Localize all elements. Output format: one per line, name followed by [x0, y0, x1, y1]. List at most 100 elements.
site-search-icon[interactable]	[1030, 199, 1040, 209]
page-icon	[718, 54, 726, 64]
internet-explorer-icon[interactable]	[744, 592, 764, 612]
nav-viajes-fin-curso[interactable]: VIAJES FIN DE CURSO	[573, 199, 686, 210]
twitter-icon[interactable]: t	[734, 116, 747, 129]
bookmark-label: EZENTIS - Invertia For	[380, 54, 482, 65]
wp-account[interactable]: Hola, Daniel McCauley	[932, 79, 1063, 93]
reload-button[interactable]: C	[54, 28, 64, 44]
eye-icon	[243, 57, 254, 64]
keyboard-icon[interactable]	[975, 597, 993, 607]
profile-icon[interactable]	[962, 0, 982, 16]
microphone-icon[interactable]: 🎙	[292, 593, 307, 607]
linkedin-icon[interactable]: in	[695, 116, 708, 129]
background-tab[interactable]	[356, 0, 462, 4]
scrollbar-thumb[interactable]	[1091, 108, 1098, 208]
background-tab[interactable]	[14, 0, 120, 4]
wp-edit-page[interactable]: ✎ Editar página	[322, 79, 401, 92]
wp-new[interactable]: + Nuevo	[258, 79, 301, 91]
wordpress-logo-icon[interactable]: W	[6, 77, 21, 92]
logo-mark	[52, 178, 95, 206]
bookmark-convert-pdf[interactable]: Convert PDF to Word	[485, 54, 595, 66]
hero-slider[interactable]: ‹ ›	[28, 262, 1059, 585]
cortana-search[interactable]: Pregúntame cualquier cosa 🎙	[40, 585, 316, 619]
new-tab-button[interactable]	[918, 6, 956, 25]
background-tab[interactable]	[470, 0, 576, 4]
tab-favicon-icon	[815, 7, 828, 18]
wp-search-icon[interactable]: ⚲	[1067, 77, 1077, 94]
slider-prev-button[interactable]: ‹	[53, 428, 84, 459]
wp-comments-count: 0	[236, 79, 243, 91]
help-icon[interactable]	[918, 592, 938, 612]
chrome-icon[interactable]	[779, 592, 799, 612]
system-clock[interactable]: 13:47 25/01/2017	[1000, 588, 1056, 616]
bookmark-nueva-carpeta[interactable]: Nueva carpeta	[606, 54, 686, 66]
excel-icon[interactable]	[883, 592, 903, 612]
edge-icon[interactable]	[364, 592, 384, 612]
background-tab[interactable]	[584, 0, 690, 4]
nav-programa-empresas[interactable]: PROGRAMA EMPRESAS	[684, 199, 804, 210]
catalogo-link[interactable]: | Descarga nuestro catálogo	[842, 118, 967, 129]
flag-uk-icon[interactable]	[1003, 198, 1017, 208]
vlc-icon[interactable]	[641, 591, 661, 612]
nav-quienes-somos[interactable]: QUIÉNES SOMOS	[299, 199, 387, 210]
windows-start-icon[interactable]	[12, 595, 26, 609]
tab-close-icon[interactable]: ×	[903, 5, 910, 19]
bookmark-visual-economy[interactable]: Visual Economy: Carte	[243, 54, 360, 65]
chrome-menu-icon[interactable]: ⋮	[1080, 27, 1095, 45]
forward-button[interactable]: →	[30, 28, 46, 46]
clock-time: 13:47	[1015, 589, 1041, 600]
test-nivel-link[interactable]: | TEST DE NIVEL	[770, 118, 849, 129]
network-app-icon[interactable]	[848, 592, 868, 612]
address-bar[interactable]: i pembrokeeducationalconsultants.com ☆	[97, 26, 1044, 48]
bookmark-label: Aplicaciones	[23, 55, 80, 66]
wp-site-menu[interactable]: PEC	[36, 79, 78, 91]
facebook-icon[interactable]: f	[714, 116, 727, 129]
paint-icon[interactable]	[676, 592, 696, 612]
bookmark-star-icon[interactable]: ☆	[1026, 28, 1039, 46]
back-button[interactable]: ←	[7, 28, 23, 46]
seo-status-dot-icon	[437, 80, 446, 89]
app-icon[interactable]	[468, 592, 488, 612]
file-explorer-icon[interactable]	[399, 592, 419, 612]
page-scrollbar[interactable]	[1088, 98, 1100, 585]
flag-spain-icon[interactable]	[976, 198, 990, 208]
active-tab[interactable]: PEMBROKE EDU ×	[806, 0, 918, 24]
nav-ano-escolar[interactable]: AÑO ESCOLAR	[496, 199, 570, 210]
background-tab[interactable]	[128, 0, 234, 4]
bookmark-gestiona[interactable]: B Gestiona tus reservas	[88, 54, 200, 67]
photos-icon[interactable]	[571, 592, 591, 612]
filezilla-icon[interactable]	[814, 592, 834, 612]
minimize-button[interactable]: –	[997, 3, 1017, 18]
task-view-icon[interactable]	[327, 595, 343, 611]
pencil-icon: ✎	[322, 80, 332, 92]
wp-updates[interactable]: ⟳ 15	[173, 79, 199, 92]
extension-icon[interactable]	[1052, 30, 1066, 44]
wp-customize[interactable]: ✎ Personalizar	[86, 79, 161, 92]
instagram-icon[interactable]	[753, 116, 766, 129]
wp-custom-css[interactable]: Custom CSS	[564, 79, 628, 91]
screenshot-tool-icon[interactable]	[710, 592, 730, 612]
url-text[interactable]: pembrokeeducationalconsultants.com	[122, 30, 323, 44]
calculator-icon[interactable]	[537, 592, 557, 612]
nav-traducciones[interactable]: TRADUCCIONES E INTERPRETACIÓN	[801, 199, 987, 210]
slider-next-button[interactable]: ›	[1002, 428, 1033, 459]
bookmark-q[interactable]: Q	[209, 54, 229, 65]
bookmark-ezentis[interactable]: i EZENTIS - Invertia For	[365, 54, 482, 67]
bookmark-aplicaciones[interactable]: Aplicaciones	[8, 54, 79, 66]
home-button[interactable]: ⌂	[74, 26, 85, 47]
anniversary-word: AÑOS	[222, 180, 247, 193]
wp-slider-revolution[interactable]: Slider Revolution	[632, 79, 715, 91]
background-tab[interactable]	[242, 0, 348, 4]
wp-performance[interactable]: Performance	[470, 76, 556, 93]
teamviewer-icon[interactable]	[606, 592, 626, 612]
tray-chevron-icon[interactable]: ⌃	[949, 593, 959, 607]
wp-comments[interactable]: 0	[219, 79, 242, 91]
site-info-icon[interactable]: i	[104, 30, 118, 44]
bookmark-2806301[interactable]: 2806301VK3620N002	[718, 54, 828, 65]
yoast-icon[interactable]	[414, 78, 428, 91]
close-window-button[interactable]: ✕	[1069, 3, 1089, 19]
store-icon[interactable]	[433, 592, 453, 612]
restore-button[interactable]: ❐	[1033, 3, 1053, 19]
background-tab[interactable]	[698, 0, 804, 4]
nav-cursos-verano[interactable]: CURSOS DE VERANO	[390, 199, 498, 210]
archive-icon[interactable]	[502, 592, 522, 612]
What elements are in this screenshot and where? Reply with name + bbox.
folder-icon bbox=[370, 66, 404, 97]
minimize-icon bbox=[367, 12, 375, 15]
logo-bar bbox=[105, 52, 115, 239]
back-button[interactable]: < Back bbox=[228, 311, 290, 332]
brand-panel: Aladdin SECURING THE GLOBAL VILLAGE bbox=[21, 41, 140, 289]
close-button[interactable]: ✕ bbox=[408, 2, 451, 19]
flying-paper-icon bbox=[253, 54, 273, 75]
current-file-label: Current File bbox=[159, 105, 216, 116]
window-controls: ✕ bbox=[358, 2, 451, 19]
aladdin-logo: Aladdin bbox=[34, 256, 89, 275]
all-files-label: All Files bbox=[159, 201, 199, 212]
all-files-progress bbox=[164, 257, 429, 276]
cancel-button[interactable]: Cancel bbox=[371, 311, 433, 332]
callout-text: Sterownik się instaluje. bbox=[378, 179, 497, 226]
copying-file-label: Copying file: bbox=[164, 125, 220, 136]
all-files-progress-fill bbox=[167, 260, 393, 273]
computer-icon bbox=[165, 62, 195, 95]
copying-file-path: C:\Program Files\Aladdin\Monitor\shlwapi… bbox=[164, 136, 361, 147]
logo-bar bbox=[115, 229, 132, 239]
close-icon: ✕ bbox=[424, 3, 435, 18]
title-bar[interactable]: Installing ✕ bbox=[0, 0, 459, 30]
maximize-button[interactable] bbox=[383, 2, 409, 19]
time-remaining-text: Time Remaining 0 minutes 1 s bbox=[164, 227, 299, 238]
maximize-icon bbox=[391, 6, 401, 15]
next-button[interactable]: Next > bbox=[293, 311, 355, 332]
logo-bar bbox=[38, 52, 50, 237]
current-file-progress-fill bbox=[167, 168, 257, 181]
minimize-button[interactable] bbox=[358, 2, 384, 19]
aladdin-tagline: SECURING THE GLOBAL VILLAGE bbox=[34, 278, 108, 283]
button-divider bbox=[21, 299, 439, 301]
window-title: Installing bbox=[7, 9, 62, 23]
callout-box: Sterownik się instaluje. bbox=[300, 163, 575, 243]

**Short exercise:**
Print the data word for word, starting at its first line and stopping after the line that contains "199, 804, 210]". Include both of those end lines.

**Exercise output:**
Localize all elements. Output format: one per line, name followed by [x0, y0, x1, y1]. List at most 100 elements.
site-search-icon[interactable]	[1030, 199, 1040, 209]
page-icon	[718, 54, 726, 64]
internet-explorer-icon[interactable]	[744, 592, 764, 612]
nav-viajes-fin-curso[interactable]: VIAJES FIN DE CURSO	[573, 199, 686, 210]
twitter-icon[interactable]: t	[734, 116, 747, 129]
bookmark-label: EZENTIS - Invertia For	[380, 54, 482, 65]
wp-account[interactable]: Hola, Daniel McCauley	[932, 79, 1063, 93]
reload-button[interactable]: C	[54, 28, 64, 44]
eye-icon	[243, 57, 254, 64]
keyboard-icon[interactable]	[975, 597, 993, 607]
profile-icon[interactable]	[962, 0, 982, 16]
microphone-icon[interactable]: 🎙	[292, 593, 307, 607]
linkedin-icon[interactable]: in	[695, 116, 708, 129]
background-tab[interactable]	[356, 0, 462, 4]
scrollbar-thumb[interactable]	[1091, 108, 1098, 208]
background-tab[interactable]	[14, 0, 120, 4]
wp-edit-page[interactable]: ✎ Editar página	[322, 79, 401, 92]
wp-new[interactable]: + Nuevo	[258, 79, 301, 91]
wordpress-logo-icon[interactable]: W	[6, 77, 21, 92]
logo-mark	[52, 178, 95, 206]
bookmark-convert-pdf[interactable]: Convert PDF to Word	[485, 54, 595, 66]
hero-slider[interactable]: ‹ ›	[28, 262, 1059, 585]
cortana-search[interactable]: Pregúntame cualquier cosa 🎙	[40, 585, 316, 619]
new-tab-button[interactable]	[918, 6, 956, 25]
background-tab[interactable]	[470, 0, 576, 4]
tab-favicon-icon	[815, 7, 828, 18]
wp-search-icon[interactable]: ⚲	[1067, 77, 1077, 94]
slider-prev-button[interactable]: ‹	[53, 428, 84, 459]
wp-comments-count: 0	[236, 79, 243, 91]
help-icon[interactable]	[918, 592, 938, 612]
chrome-icon[interactable]	[779, 592, 799, 612]
system-clock[interactable]: 13:47 25/01/2017	[1000, 588, 1056, 616]
bookmark-nueva-carpeta[interactable]: Nueva carpeta	[606, 54, 686, 66]
excel-icon[interactable]	[883, 592, 903, 612]
edge-icon[interactable]	[364, 592, 384, 612]
background-tab[interactable]	[584, 0, 690, 4]
nav-programa-empresas[interactable]: PROGRAMA EMPRESAS	[684, 199, 804, 210]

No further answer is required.